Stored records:
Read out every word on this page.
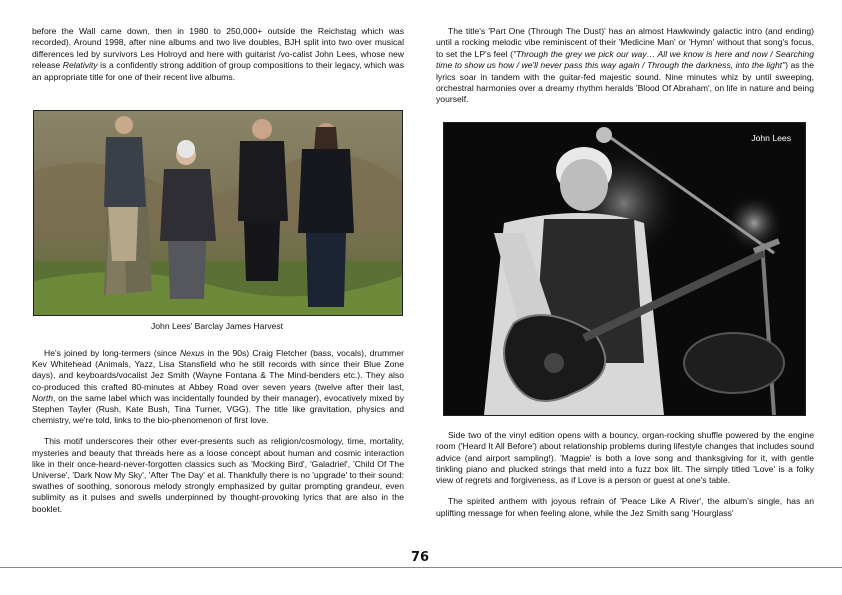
before the Wall came down, then in 1980 to 250,000+ outside the Reichstag which was recorded). Around 1998, after nine albums and two live doubles, BJH split into two over musical differences led by survivors Les Holroyd and here with guitarist /vo-calist John Lees, whose new release Relativity is a confidently strong addition of group compositions to their legacy, which was an appropriate title for one of their recent live albums.

John Lees' Barclay James Harvest

He's joined by long-termers (since Nexus in the 90s) Craig Fletcher (bass, vocals), drummer Kev Whitehead (Animals, Yazz, Lisa Stansfield who he still records with since their Blue Zone days), and keyboards/vocalist Jez Smith (Wayne Fontana & The Mind-benders etc.). They also co-produced this crafted 80-minutes at Abbey Road over seven years (twelve after their last, North, on the same label which was incidentally founded by their manager), evocatively mixed by Stephen Tayler (Rush, Kate Bush, Tina Turner, VGG). The title like gravitation, physics and chemistry, we're told, links to the bio-phenomenon of first love.

This motif underscores their other ever-presents such as religion/cosmology, time, mortality, mysteries and beauty that threads here as a loose concept about human and cosmic interaction like in their once-heard-never-forgotten classics such as 'Mocking Bird', 'Galadriel', 'Child Of The Universe', 'Dark Now My Sky', 'After The Day' et al. Thankfully there is no 'upgrade' to their sound: swathes of soothing, sonorous melody strongly emphasized by guitar prompting grandeur, even sublimity as it pulses and swells underpinned by thought-provoking lyrics that are also in the booklet.

The title's 'Part One (Through The Dust)' has an almost Hawkwindy galactic intro (and ending) until a rocking melodic vibe reminiscent of their 'Medicine Man' or 'Hymn' without that song's focus, to set the LP's feel ("Through the grey we pick our way… All we know is here and now / Searching time to show us how / we'll never pass this way again / Through the darkness, into the light") as the lyrics soar in tandem with the guitar-fed majestic sound. Nine minutes whiz by until sweeping, orchestral harmonies over a dreamy rhythm heralds 'Blood Of Abraham', on life in nature and being yourself.

John Lees

Side two of the vinyl edition opens with a bouncy, organ-rocking shuffle powered by the engine room ('Heard It All Before') about relationship problems during lifestyle changes that includes sound advice (and airport sampling!). 'Magpie' is both a love song and thanksgiving for it, with gentle tinkling piano and plucked strings that meld into a fuzz box lilt. The simply titled 'Love' is a folky view of regrets and forgiveness, as if Love is a person or guest at one's table.

The spirited anthem with joyous refrain of 'Peace Like A River', the album's single, has an uplifting message for when feeling alone, while the Jez Smith sang 'Hourglass'

76
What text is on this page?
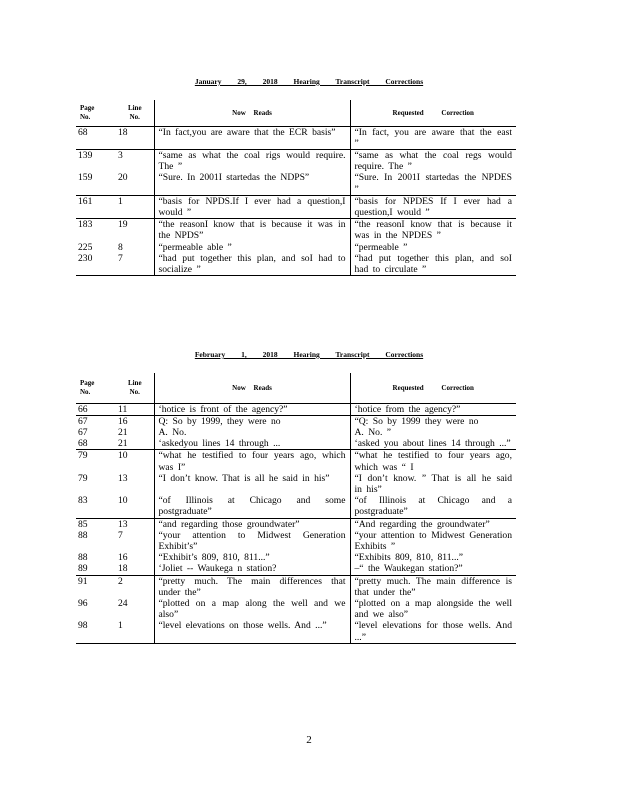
January 29, 2018 Hearing Transcript Corrections
Page
No.	Line
No.	Now Reads	Requested Correction
68	18	“In fact,you are aware that the ECR basis”	“In fact, you are aware that the east ”
139	3	“same as what the coal rigs would require. The ”	“same as what the coal regs would require. The ”
159	20	“Sure. In 2001I startedas the NDPS”	“Sure. In 2001I startedas the NPDES ”
161	1	“basis for NPDS.If I ever had a question,I would ”	“basis for NPDES If I ever had a question,I would ”
183	19	“the reasonI know that is because it was in the NPDS”	“the reasonI know that is because it was in the NPDES ”
225	8	“permeable able ”	“permeable ”
230	7	“had put together this plan, and soI had to socialize ”	“had put together this plan, and soI had to circulate ”
February 1, 2018 Hearing Transcript Corrections
Page
No.	Line
No.	Now Reads	Requested Correction
66	11	‘hotice is front of the agency?”	‘hotice from the agency?”
67	16	Q: So by 1999, they were no	“Q: So by 1999 they were no
67	21	A. No.	A. No. ”
68	21	‘askedyou lines 14 through ...	‘asked you about lines 14 through ...”
79	10	“what he testified to four years ago, which was I”	“what he testified to four years ago, which was “ I
79	13	“I don’t know. That is all he said in his”	“I don’t know. ” That is all he said in his”
83	10	“of Illinois at Chicago and some postgraduate”	“of Illinois at Chicago and a postgraduate”
85	13	“and regarding those groundwater”	“And regarding the groundwater”
88	7	“your attention to Midwest Generation Exhibit’s”	“your attention to Midwest Generation Exhibits ”
88	16	“Exhibit’s 809, 810, 811...”	“Exhibits 809, 810, 811...”
89	18	‘Joliet -- Waukega n station?	–“ the Waukegan station?”
91	2	“pretty much. The main differences that under the”	“pretty much. The main difference is that under the”
96	24	“plotted on a map along the well and we also”	“plotted on a map alongside the well and we also”
98	1	“level elevations on those wells. And ...”	“level elevations for those wells. And ...”
2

> **Given request**
Examine the records and pull out every line where the string "know" occurs.

> **Finished answer**
The title's 'Part One (Through The Dust)' has an almost Hawkwindy galactic intro (and ending) until a rocking melodic vibe reminiscent of their 'Medicine Man' or 'Hymn' without that song's focus, to set the LP's feel ("Through the grey we pick our way… All we know is here and now / Searching time to show us how / we'll never pass this way again / Through the darkness, into the light") as the lyrics soar in tandem with the guitar-fed majestic sound. Nine minutes whiz by until sweeping, orchestral harmonies over a dreamy rhythm heralds 'Blood Of Abraham', on life in nature and being yourself.
183	19	“the reasonI know that is because it was in the NPDS”	“the reasonI know that is because it was in the NPDES ”
79	13	“I don’t know. That is all he said in his”	“I don’t know. ” That is all he said in his”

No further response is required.